* BEGIN *
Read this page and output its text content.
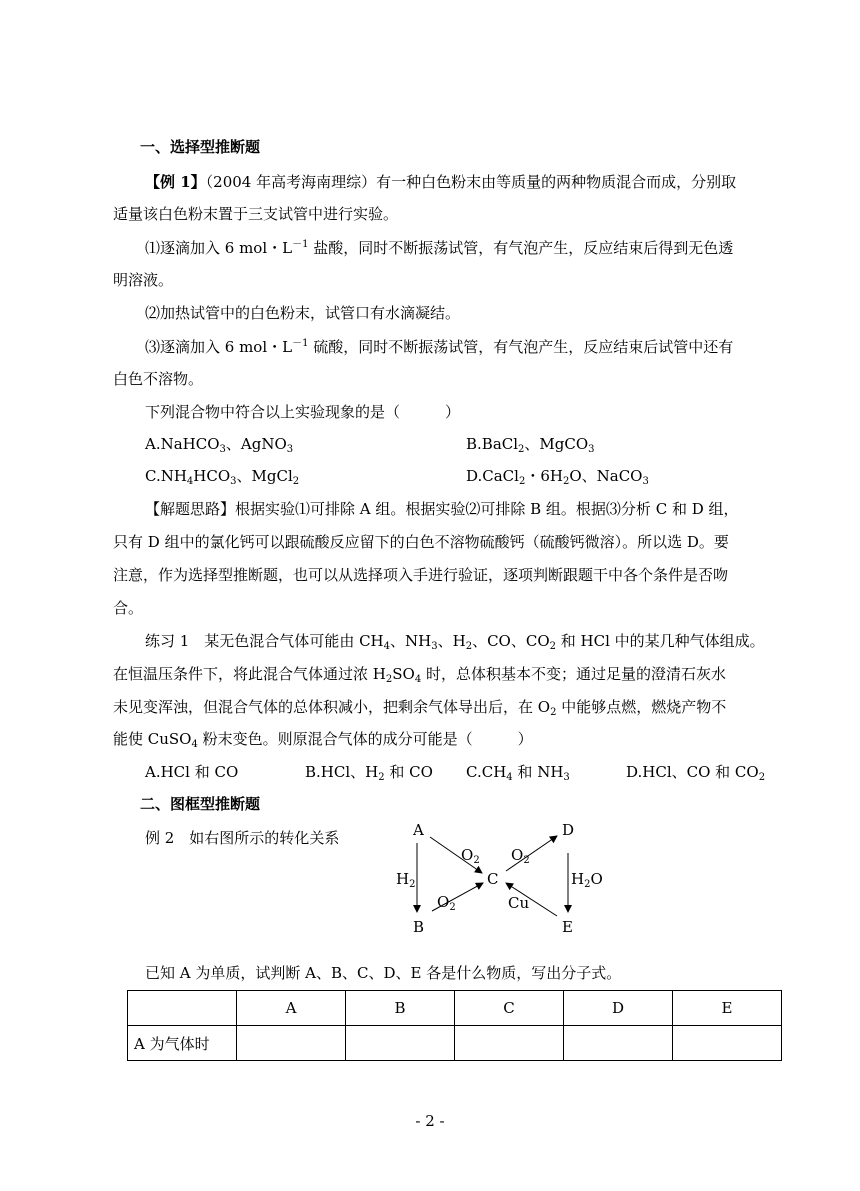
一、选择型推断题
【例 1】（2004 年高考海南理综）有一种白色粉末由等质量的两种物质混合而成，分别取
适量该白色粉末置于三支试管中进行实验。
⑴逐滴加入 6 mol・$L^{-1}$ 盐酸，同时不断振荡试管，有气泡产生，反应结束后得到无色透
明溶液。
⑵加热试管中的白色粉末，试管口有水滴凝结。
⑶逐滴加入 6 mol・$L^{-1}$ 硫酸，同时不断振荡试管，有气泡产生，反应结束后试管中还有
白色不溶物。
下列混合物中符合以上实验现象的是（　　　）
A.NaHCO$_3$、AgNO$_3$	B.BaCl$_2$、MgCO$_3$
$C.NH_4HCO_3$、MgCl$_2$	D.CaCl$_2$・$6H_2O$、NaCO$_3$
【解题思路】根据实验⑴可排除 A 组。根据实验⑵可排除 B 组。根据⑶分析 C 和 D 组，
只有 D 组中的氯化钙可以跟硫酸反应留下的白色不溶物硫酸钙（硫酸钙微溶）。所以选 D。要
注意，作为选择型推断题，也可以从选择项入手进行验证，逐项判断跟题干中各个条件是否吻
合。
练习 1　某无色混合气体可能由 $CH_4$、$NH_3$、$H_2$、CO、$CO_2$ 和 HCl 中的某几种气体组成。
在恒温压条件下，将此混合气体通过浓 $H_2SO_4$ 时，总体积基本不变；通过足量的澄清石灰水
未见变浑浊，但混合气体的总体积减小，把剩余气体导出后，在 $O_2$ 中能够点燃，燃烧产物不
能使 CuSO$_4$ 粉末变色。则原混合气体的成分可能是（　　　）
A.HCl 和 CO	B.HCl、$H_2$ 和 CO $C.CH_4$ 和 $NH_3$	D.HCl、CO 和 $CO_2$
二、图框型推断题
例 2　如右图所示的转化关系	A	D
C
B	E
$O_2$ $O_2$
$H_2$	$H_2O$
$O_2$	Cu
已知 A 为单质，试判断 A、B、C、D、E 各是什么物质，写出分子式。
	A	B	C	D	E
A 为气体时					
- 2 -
* END *
* BEGIN *
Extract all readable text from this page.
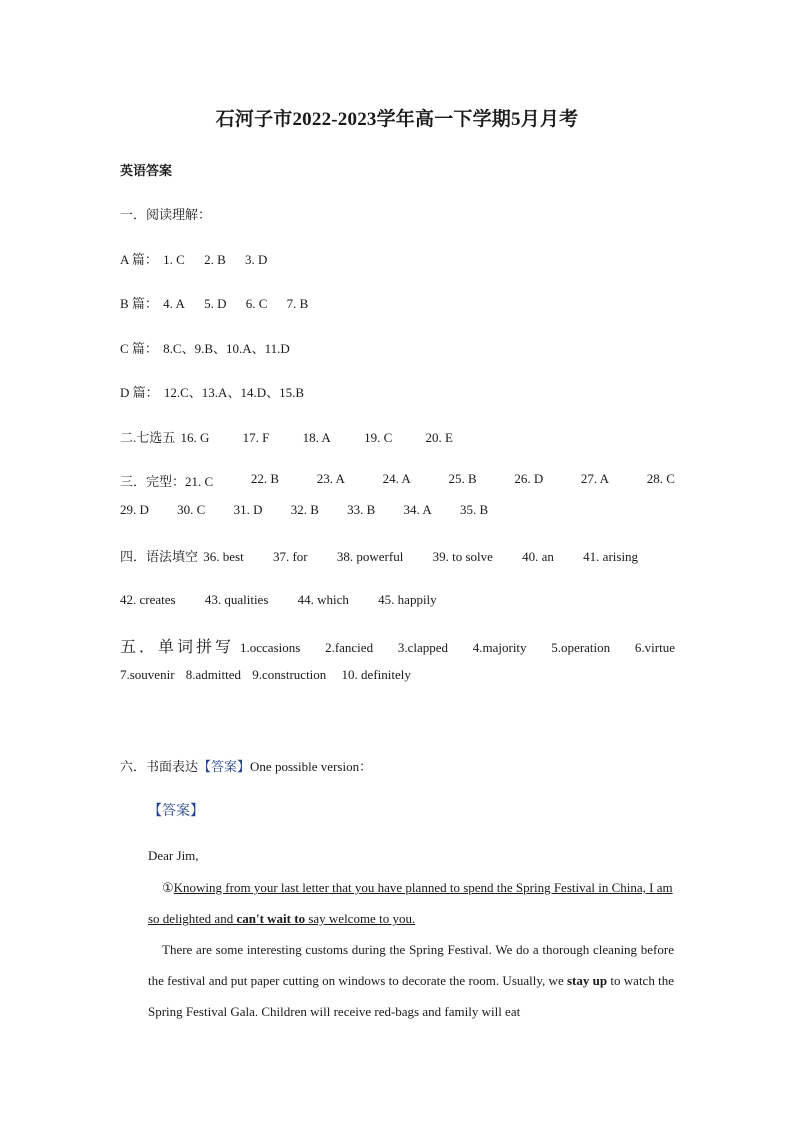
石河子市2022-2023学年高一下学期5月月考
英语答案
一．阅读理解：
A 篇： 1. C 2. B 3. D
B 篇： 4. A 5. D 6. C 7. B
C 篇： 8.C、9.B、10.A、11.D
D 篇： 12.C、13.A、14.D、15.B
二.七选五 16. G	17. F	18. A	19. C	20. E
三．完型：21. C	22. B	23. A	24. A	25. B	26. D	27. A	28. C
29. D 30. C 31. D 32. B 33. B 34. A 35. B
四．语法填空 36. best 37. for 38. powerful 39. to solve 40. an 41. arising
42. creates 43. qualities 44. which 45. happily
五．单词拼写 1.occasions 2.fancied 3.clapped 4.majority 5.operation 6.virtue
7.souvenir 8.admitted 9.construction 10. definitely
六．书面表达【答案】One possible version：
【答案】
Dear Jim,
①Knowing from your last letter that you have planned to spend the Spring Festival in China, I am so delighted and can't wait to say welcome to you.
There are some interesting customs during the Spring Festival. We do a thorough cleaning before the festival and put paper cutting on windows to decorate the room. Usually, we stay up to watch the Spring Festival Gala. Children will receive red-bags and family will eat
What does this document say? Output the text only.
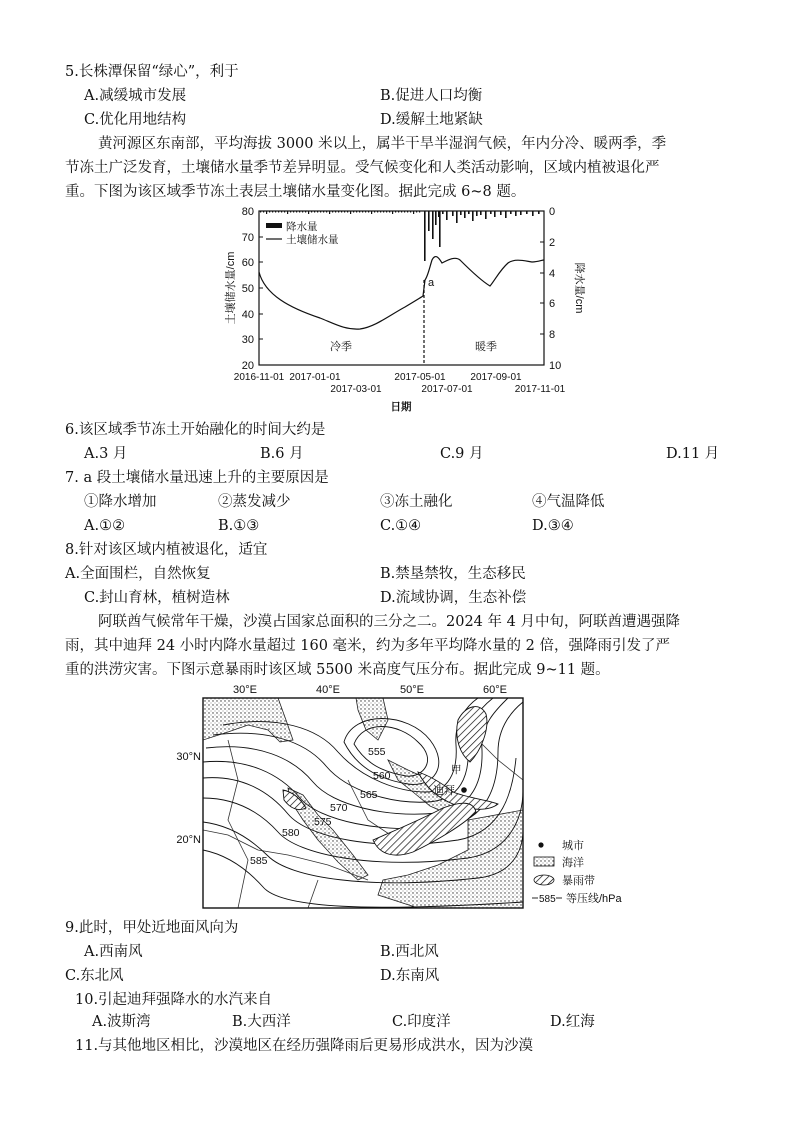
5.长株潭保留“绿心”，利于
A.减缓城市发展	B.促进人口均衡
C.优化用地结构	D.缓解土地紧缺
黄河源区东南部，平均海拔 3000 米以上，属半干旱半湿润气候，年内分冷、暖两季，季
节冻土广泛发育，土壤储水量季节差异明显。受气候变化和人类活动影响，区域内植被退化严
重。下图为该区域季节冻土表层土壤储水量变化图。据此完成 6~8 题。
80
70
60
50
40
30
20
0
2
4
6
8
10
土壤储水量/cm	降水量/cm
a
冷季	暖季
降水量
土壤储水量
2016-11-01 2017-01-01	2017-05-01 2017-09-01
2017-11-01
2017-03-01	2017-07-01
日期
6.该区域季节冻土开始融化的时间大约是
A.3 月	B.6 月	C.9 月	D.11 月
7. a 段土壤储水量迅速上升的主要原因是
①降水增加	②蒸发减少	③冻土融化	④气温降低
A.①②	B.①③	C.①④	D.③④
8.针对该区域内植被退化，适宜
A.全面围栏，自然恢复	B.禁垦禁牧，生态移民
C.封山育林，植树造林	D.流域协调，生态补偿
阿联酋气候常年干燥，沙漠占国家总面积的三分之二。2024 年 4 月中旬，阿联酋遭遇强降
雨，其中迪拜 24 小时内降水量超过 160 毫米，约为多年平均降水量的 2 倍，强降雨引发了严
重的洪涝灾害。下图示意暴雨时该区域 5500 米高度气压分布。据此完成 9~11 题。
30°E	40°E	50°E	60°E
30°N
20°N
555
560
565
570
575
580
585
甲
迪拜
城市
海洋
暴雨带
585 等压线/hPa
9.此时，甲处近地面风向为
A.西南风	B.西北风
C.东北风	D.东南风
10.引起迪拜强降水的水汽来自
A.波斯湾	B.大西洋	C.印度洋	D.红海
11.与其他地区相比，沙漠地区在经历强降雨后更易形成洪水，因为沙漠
* END *
**What the task requires:**
Count all lines of the data that include "有气泡产生". The answer is the number alone.

**Solution:**
2